Stored items from a collection:

********************

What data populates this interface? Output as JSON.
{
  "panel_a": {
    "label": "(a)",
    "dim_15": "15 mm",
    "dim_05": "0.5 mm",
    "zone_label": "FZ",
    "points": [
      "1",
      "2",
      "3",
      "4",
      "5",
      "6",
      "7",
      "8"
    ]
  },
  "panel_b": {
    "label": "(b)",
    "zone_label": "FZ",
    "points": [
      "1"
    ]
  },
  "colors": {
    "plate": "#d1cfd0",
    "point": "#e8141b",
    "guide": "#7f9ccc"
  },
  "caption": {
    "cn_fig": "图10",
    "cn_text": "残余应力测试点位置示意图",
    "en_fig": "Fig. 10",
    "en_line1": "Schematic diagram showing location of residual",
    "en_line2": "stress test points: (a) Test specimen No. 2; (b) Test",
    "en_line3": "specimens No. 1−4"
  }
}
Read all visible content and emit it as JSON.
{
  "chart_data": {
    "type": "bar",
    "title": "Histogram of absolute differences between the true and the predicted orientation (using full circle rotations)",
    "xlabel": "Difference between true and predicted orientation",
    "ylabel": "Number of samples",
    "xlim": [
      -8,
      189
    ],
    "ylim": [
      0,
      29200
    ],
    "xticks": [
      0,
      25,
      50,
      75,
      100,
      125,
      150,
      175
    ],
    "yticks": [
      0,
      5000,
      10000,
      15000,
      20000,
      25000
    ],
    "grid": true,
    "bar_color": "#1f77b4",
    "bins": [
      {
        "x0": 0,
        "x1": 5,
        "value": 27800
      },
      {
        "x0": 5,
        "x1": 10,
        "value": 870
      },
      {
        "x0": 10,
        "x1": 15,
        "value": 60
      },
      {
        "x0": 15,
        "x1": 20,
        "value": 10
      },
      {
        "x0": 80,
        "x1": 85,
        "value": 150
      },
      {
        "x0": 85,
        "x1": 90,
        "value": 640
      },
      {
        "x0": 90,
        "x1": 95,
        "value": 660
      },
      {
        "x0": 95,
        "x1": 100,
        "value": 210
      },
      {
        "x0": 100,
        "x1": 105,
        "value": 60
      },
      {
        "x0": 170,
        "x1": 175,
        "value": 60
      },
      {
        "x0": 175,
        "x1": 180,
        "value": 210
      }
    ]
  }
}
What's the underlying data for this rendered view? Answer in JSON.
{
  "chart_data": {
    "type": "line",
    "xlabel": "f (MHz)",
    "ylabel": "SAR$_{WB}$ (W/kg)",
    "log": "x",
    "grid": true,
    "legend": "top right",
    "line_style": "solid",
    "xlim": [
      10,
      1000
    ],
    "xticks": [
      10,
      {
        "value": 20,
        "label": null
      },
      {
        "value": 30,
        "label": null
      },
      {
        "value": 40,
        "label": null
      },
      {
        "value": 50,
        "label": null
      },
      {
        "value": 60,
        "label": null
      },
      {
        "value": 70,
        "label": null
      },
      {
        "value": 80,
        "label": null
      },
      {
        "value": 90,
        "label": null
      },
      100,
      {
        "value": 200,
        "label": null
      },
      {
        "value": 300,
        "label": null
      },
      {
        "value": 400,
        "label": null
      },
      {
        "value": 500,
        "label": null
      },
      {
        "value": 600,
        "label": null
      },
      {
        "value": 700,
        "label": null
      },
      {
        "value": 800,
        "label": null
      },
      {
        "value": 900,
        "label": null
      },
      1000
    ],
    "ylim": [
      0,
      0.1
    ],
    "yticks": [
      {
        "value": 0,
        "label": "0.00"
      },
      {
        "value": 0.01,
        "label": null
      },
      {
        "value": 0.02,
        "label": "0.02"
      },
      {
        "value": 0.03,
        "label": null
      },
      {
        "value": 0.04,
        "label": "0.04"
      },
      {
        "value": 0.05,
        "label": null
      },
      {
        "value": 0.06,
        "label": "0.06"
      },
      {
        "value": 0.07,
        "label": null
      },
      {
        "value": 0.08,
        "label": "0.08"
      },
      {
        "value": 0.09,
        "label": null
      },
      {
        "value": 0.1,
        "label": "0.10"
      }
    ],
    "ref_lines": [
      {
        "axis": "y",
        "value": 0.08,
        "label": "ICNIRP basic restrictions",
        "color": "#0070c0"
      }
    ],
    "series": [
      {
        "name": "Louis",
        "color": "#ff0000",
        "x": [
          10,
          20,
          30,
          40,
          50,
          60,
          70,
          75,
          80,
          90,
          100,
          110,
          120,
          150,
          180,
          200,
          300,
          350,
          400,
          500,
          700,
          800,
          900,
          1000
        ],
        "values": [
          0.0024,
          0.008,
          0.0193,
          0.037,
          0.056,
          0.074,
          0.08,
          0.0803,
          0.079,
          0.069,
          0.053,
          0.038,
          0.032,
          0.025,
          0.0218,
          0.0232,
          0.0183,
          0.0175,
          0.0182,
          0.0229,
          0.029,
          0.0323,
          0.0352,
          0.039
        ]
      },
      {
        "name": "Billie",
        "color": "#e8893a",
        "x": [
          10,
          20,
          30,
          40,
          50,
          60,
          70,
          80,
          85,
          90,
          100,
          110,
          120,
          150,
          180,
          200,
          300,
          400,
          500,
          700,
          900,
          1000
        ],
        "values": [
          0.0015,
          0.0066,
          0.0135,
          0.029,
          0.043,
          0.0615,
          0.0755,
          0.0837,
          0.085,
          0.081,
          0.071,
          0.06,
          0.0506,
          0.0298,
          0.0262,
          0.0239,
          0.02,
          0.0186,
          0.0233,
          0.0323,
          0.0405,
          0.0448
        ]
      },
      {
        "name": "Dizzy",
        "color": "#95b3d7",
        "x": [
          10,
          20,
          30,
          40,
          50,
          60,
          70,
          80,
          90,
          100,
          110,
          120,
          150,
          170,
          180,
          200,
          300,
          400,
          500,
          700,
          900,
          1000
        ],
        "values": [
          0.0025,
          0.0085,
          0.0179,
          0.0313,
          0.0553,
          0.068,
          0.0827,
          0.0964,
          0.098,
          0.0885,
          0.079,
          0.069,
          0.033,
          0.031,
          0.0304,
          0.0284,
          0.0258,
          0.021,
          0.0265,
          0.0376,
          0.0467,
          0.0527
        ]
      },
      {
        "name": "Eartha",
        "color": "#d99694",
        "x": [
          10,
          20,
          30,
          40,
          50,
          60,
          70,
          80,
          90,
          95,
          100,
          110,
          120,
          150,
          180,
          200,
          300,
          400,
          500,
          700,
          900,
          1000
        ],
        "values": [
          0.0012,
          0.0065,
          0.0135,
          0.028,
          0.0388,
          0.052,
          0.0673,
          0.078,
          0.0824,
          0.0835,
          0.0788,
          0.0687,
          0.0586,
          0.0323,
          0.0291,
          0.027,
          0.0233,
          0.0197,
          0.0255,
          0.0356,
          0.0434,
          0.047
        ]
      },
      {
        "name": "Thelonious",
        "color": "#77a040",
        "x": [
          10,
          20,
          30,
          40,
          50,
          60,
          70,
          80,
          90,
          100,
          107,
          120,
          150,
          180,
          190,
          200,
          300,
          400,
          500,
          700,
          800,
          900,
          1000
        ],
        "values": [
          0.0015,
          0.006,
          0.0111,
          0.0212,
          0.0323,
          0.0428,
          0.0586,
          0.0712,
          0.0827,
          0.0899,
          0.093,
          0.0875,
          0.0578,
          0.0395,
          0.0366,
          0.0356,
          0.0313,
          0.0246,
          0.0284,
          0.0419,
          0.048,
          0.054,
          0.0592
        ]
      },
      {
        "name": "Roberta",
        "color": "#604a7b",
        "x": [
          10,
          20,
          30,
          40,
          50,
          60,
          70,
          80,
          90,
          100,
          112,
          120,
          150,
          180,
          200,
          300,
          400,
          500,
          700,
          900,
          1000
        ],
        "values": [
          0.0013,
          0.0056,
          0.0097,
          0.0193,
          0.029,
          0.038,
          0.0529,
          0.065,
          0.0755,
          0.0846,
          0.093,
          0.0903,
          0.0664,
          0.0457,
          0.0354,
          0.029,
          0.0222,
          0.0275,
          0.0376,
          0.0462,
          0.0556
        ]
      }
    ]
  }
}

********************

Problem requirements -> Which lines include the word "this"? List them all.

Complete answer ->
What data populates this interface? Output as JSON.
What's the underlying data for this rendered view? Answer in JSON.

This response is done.